Layout dataset entries:
________________________________________
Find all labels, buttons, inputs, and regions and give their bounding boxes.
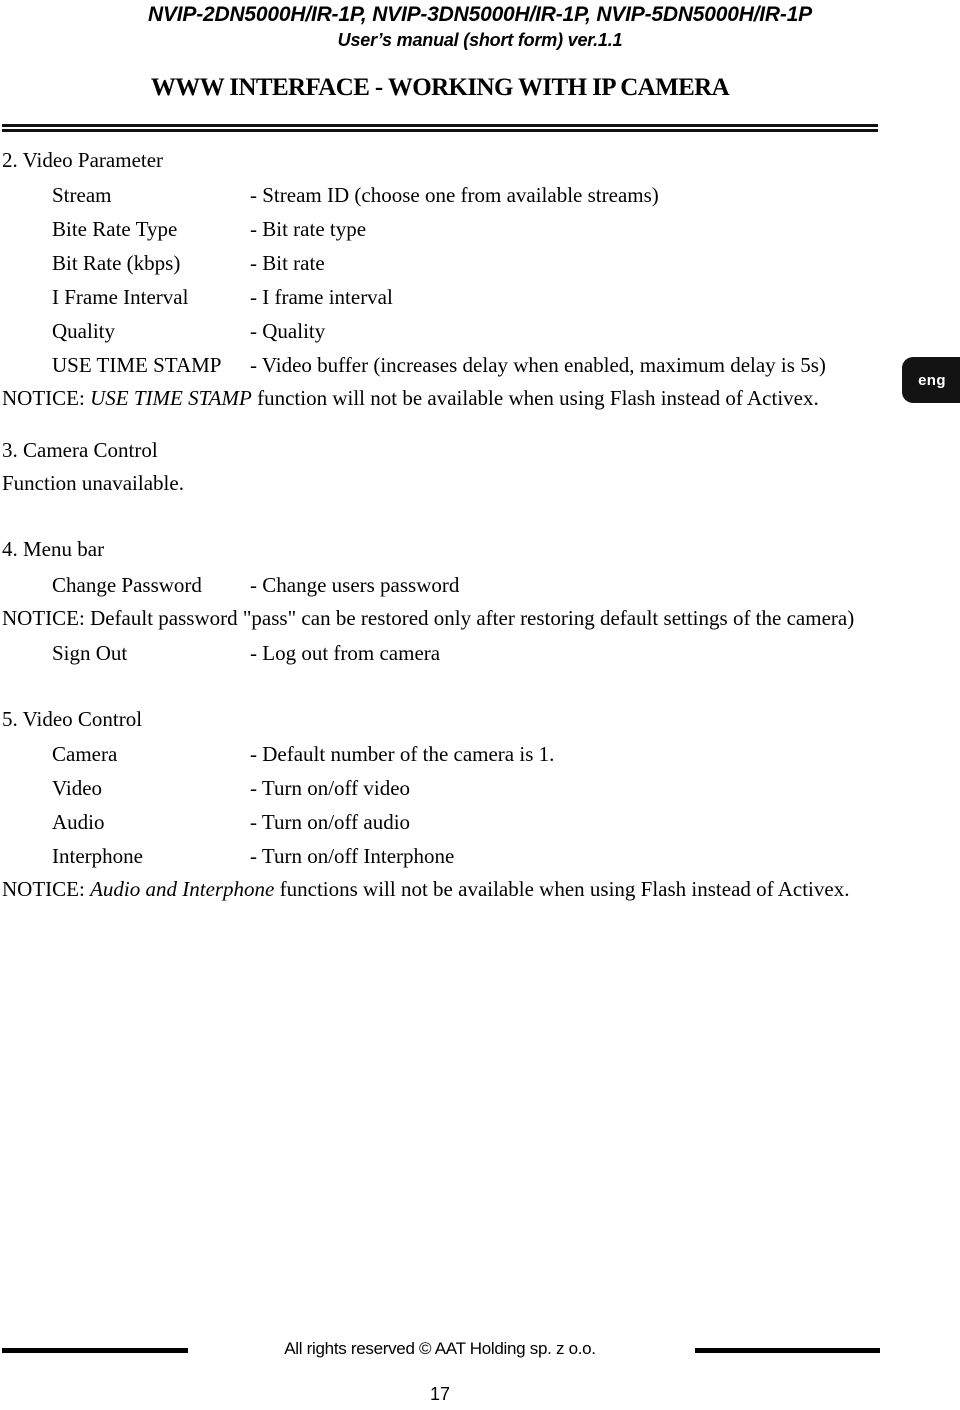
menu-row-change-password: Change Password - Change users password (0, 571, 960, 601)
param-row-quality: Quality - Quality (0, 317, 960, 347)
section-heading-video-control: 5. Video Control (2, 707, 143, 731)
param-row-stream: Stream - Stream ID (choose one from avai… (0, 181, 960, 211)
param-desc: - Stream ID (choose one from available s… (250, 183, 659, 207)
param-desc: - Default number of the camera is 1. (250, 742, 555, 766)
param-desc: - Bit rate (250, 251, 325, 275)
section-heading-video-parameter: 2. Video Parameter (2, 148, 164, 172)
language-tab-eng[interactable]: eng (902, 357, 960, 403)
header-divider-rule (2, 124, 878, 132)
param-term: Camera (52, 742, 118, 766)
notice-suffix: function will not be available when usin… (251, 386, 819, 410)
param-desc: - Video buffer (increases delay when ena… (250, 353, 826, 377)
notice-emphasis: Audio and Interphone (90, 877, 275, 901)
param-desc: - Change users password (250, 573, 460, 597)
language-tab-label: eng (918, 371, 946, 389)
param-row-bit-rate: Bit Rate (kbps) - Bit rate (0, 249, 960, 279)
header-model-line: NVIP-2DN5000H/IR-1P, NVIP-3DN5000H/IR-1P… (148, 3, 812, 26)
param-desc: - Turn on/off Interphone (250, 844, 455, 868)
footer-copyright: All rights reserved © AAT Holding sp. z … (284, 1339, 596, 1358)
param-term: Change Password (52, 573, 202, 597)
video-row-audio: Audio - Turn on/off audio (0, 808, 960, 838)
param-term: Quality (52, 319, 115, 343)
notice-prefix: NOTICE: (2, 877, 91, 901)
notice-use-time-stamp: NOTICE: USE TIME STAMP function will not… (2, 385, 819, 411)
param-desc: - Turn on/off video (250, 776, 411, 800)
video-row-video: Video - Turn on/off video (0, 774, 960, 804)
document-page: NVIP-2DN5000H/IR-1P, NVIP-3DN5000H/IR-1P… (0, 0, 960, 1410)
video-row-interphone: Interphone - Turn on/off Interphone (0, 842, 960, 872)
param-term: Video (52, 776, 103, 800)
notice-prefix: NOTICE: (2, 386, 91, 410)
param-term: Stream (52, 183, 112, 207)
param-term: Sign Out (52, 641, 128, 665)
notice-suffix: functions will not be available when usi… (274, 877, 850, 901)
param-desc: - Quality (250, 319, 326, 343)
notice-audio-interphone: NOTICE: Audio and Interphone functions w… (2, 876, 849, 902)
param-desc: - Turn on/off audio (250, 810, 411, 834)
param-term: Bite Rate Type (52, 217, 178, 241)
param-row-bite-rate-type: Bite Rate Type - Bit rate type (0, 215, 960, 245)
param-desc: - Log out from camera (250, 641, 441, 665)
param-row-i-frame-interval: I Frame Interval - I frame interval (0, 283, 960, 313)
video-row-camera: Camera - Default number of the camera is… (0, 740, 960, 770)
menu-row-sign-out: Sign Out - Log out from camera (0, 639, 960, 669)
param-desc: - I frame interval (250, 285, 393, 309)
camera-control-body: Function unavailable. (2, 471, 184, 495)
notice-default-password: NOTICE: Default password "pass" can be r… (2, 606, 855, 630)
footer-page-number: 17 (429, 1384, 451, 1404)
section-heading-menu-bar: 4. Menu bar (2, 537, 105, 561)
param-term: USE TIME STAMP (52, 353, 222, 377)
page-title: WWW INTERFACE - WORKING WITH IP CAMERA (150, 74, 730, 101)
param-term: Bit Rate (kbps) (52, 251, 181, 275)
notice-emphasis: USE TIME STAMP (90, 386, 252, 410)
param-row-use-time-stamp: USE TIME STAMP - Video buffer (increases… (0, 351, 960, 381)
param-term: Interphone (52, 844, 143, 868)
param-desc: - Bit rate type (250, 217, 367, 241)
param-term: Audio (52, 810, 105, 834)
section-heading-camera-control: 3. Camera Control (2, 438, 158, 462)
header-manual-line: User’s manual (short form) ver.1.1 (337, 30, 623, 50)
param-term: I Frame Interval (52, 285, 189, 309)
________________________________________
TASK PROMPT -> Rewrite all the rows above, using "parameter-description" wherever "param-desc" appears and keeping everything else the same. Omit the pictures.

SOLVED PROBLEM ->
Find all labels, buttons, inputs, and regions and give their bounding boxes.
menu-row-change-password: Change Password - Change users password (0, 571, 960, 601)
param-row-quality: Quality - Quality (0, 317, 960, 347)
section-heading-video-control: 5. Video Control (2, 707, 143, 731)
param-row-stream: Stream - Stream ID (choose one from avai… (0, 181, 960, 211)
parameter-description: - Stream ID (choose one from available s… (250, 183, 659, 207)
parameter-description: - Default number of the camera is 1. (250, 742, 555, 766)
parameter-description: - Bit rate (250, 251, 325, 275)
section-heading-video-parameter: 2. Video Parameter (2, 148, 164, 172)
language-tab-eng[interactable]: eng (902, 357, 960, 403)
header-divider-rule (2, 124, 878, 132)
param-term: Camera (52, 742, 118, 766)
notice-suffix: function will not be available when usin… (251, 386, 819, 410)
parameter-description: - Video buffer (increases delay when ena… (250, 353, 826, 377)
notice-emphasis: Audio and Interphone (90, 877, 275, 901)
parameter-description: - Change users password (250, 573, 460, 597)
language-tab-label: eng (918, 371, 946, 389)
param-row-bit-rate: Bit Rate (kbps) - Bit rate (0, 249, 960, 279)
header-model-line: NVIP-2DN5000H/IR-1P, NVIP-3DN5000H/IR-1P… (148, 3, 812, 26)
parameter-description: - Turn on/off Interphone (250, 844, 455, 868)
footer-copyright: All rights reserved © AAT Holding sp. z … (284, 1339, 596, 1358)
param-term: Change Password (52, 573, 202, 597)
video-row-audio: Audio - Turn on/off audio (0, 808, 960, 838)
param-term: Quality (52, 319, 115, 343)
notice-prefix: NOTICE: (2, 877, 91, 901)
notice-use-time-stamp: NOTICE: USE TIME STAMP function will not… (2, 385, 819, 411)
parameter-description: - Turn on/off video (250, 776, 411, 800)
video-row-video: Video - Turn on/off video (0, 774, 960, 804)
document-page: NVIP-2DN5000H/IR-1P, NVIP-3DN5000H/IR-1P… (0, 0, 960, 1410)
video-row-interphone: Interphone - Turn on/off Interphone (0, 842, 960, 872)
param-term: Video (52, 776, 103, 800)
notice-prefix: NOTICE: (2, 386, 91, 410)
param-term: Stream (52, 183, 112, 207)
param-term: Sign Out (52, 641, 128, 665)
notice-suffix: functions will not be available when usi… (274, 877, 850, 901)
parameter-description: - Quality (250, 319, 326, 343)
notice-audio-interphone: NOTICE: Audio and Interphone functions w… (2, 876, 849, 902)
parameter-description: - Turn on/off audio (250, 810, 411, 834)
param-term: Bite Rate Type (52, 217, 178, 241)
param-row-bite-rate-type: Bite Rate Type - Bit rate type (0, 215, 960, 245)
parameter-description: - Log out from camera (250, 641, 441, 665)
param-row-i-frame-interval: I Frame Interval - I frame interval (0, 283, 960, 313)
video-row-camera: Camera - Default number of the camera is… (0, 740, 960, 770)
menu-row-sign-out: Sign Out - Log out from camera (0, 639, 960, 669)
parameter-description: - I frame interval (250, 285, 393, 309)
camera-control-body: Function unavailable. (2, 471, 184, 495)
notice-default-password: NOTICE: Default password "pass" can be r… (2, 606, 855, 630)
footer-page-number: 17 (429, 1384, 451, 1404)
section-heading-menu-bar: 4. Menu bar (2, 537, 105, 561)
param-term: USE TIME STAMP (52, 353, 222, 377)
page-title: WWW INTERFACE - WORKING WITH IP CAMERA (150, 74, 730, 101)
param-term: Bit Rate (kbps) (52, 251, 181, 275)
notice-emphasis: USE TIME STAMP (90, 386, 252, 410)
param-row-use-time-stamp: USE TIME STAMP - Video buffer (increases… (0, 351, 960, 381)
param-term: Interphone (52, 844, 143, 868)
parameter-description: - Bit rate type (250, 217, 367, 241)
param-term: Audio (52, 810, 105, 834)
section-heading-camera-control: 3. Camera Control (2, 438, 158, 462)
header-manual-line: User’s manual (short form) ver.1.1 (337, 30, 623, 50)
param-term: I Frame Interval (52, 285, 189, 309)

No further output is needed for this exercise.